> _WORK TO COMPLETE_:
Output all the entries word for word. Omit the pictures.

** START OF STORED ROWS **

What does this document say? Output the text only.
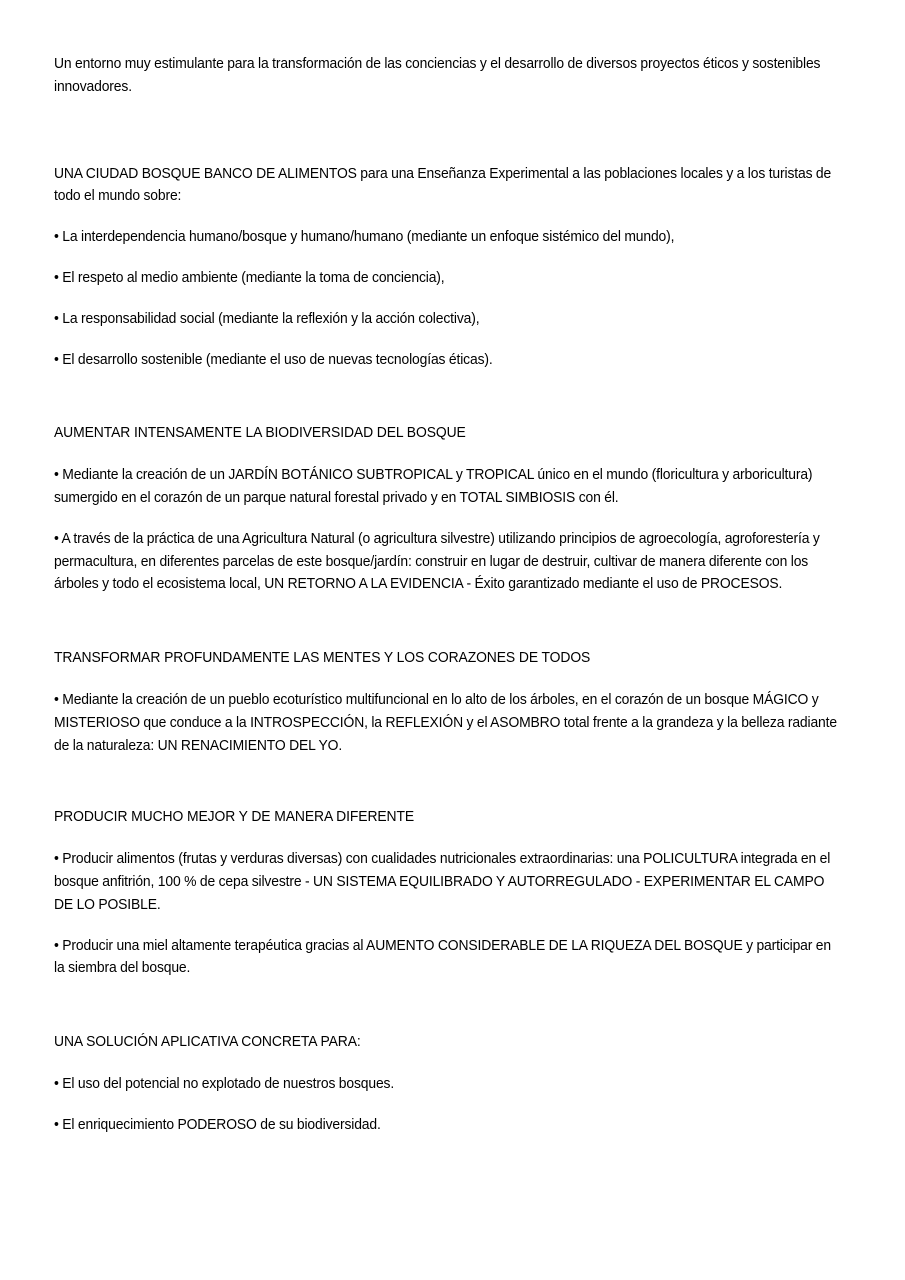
Un entorno muy estimulante para la transformación de las conciencias y el desarrollo de diversos proyectos éticos y sostenibles innovadores.

UNA CIUDAD BOSQUE BANCO DE ALIMENTOS para una Enseñanza Experimental a las poblaciones locales y a los turistas de todo el mundo sobre:

• La interdependencia humano/bosque y humano/humano (mediante un enfoque sistémico del mundo),

• El respeto al medio ambiente (mediante la toma de conciencia),

• La responsabilidad social (mediante la reflexión y la acción colectiva),

• El desarrollo sostenible (mediante el uso de nuevas tecnologías éticas).

AUMENTAR INTENSAMENTE LA BIODIVERSIDAD DEL BOSQUE

• Mediante la creación de un JARDÍN BOTÁNICO SUBTROPICAL y TROPICAL único en el mundo (floricultura y arboricultura) sumergido en el corazón de un parque natural forestal privado y en TOTAL SIMBIOSIS con él.

• A través de la práctica de una Agricultura Natural (o agricultura silvestre) utilizando principios de agroecología, agroforestería y permacultura, en diferentes parcelas de este bosque/jardín: construir en lugar de destruir, cultivar de manera diferente con los árboles y todo el ecosistema local, UN RETORNO A LA EVIDENCIA - Éxito garantizado mediante el uso de PROCESOS.

TRANSFORMAR PROFUNDAMENTE LAS MENTES Y LOS CORAZONES DE TODOS

• Mediante la creación de un pueblo ecoturístico multifuncional en lo alto de los árboles, en el corazón de un bosque MÁGICO y MISTERIOSO que conduce a la INTROSPECCIÓN, la REFLEXIÓN y el ASOMBRO total frente a la grandeza y la belleza radiante de la naturaleza: UN RENACIMIENTO DEL YO.

PRODUCIR MUCHO MEJOR Y DE MANERA DIFERENTE

• Producir alimentos (frutas y verduras diversas) con cualidades nutricionales extraordinarias: una POLICULTURA integrada en el bosque anfitrión, 100 % de cepa silvestre - UN SISTEMA EQUILIBRADO Y AUTORREGULADO - EXPERIMENTAR EL CAMPO DE LO POSIBLE.

• Producir una miel altamente terapéutica gracias al AUMENTO CONSIDERABLE DE LA RIQUEZA DEL BOSQUE y participar en la siembra del bosque.

UNA SOLUCIÓN APLICATIVA CONCRETA PARA:

• El uso del potencial no explotado de nuestros bosques.

• El enriquecimiento PODEROSO de su biodiversidad.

** END OF STORED ROWS **

> _RIGHT ANSWER_:
What does this document say? Output the text only.
Un entorno muy estimulante para la transformación de las conciencias y el desarrollo de diversos proyectos éticos y sostenibles innovadores.

UNA CIUDAD BOSQUE BANCO DE ALIMENTOS para una Enseñanza Experimental a las poblaciones locales y a los turistas de todo el mundo sobre:

• La interdependencia humano/bosque y humano/humano (mediante un enfoque sistémico del mundo),

• El respeto al medio ambiente (mediante la toma de conciencia),

• La responsabilidad social (mediante la reflexión y la acción colectiva),

• El desarrollo sostenible (mediante el uso de nuevas tecnologías éticas).

AUMENTAR INTENSAMENTE LA BIODIVERSIDAD DEL BOSQUE

• Mediante la creación de un JARDÍN BOTÁNICO SUBTROPICAL y TROPICAL único en el mundo (floricultura y arboricultura) sumergido en el corazón de un parque natural forestal privado y en TOTAL SIMBIOSIS con él.

• A través de la práctica de una Agricultura Natural (o agricultura silvestre) utilizando principios de agroecología, agroforestería y permacultura, en diferentes parcelas de este bosque/jardín: construir en lugar de destruir, cultivar de manera diferente con los árboles y todo el ecosistema local, UN RETORNO A LA EVIDENCIA - Éxito garantizado mediante el uso de PROCESOS.

TRANSFORMAR PROFUNDAMENTE LAS MENTES Y LOS CORAZONES DE TODOS

• Mediante la creación de un pueblo ecoturístico multifuncional en lo alto de los árboles, en el corazón de un bosque MÁGICO y MISTERIOSO que conduce a la INTROSPECCIÓN, la REFLEXIÓN y el ASOMBRO total frente a la grandeza y la belleza radiante de la naturaleza: UN RENACIMIENTO DEL YO.

PRODUCIR MUCHO MEJOR Y DE MANERA DIFERENTE

• Producir alimentos (frutas y verduras diversas) con cualidades nutricionales extraordinarias: una POLICULTURA integrada en el bosque anfitrión, 100 % de cepa silvestre - UN SISTEMA EQUILIBRADO Y AUTORREGULADO - EXPERIMENTAR EL CAMPO DE LO POSIBLE.

• Producir una miel altamente terapéutica gracias al AUMENTO CONSIDERABLE DE LA RIQUEZA DEL BOSQUE y participar en la siembra del bosque.

UNA SOLUCIÓN APLICATIVA CONCRETA PARA:

• El uso del potencial no explotado de nuestros bosques.

• El enriquecimiento PODEROSO de su biodiversidad.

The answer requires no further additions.